Task goal
Check each line of the data for "InternetSearch" and select those that have it.
====== Given entries ======
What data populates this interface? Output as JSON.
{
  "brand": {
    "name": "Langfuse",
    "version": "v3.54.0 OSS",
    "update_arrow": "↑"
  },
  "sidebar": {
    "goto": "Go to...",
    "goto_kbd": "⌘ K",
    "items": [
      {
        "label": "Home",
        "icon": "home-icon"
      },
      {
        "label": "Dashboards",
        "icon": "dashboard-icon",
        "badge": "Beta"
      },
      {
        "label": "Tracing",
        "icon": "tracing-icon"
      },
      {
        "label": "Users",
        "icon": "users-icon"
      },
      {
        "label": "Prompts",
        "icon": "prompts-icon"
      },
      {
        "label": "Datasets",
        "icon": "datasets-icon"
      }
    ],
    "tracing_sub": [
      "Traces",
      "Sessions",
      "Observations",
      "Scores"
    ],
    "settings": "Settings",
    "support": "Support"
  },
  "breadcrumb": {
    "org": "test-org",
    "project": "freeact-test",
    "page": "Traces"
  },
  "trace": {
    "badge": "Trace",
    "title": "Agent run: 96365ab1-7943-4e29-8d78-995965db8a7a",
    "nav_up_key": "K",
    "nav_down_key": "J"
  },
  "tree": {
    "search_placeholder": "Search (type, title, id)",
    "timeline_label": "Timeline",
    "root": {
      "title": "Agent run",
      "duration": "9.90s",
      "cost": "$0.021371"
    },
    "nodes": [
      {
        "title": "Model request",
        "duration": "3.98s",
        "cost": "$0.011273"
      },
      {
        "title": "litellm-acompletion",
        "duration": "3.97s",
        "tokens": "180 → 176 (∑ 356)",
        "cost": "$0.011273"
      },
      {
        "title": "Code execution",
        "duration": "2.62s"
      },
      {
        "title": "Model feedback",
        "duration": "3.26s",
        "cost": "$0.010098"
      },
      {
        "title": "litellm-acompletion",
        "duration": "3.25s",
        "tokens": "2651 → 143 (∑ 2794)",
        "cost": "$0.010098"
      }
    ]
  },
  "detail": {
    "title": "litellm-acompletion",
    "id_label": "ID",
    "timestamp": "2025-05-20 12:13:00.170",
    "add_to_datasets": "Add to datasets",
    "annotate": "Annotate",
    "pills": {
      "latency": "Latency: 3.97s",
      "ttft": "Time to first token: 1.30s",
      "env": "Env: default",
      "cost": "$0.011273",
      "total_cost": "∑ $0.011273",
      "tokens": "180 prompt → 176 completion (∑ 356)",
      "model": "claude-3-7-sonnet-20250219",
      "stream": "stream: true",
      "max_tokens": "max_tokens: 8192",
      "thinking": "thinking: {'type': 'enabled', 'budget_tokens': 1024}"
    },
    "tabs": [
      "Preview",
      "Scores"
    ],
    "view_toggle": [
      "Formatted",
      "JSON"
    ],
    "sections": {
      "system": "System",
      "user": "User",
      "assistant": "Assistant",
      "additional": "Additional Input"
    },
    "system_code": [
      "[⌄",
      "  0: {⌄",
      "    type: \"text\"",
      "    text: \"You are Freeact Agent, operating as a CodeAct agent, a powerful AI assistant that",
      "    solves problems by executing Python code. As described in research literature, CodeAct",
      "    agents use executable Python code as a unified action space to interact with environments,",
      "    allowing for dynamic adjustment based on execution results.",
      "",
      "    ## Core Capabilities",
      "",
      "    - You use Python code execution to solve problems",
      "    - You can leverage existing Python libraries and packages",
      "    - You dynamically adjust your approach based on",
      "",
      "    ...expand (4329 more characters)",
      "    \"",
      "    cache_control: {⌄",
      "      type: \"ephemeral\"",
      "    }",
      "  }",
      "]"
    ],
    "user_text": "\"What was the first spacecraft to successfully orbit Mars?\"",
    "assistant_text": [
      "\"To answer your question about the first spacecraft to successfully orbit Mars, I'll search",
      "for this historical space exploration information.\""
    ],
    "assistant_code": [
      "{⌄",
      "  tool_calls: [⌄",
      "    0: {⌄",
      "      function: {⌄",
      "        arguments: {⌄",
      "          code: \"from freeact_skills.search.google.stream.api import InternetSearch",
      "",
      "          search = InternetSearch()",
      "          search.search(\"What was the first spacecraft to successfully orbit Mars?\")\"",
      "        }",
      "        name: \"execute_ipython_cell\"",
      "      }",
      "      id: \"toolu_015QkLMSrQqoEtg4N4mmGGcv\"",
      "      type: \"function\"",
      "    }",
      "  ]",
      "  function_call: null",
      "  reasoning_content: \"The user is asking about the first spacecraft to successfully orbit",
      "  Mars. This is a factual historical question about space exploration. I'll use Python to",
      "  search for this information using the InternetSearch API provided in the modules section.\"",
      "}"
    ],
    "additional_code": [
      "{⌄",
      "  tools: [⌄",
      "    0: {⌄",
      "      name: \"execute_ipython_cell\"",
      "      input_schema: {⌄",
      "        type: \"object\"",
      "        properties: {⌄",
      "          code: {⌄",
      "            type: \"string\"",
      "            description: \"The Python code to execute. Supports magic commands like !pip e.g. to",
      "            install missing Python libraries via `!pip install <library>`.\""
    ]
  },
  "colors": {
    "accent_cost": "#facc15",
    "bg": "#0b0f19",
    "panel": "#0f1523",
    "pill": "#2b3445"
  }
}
======
Exercise result
      "          code: \"from freeact_skills.search.google.stream.api import InternetSearch",
      "          search = InternetSearch()",
      "  search for this information using the InternetSearch API provided in the modules section.\"",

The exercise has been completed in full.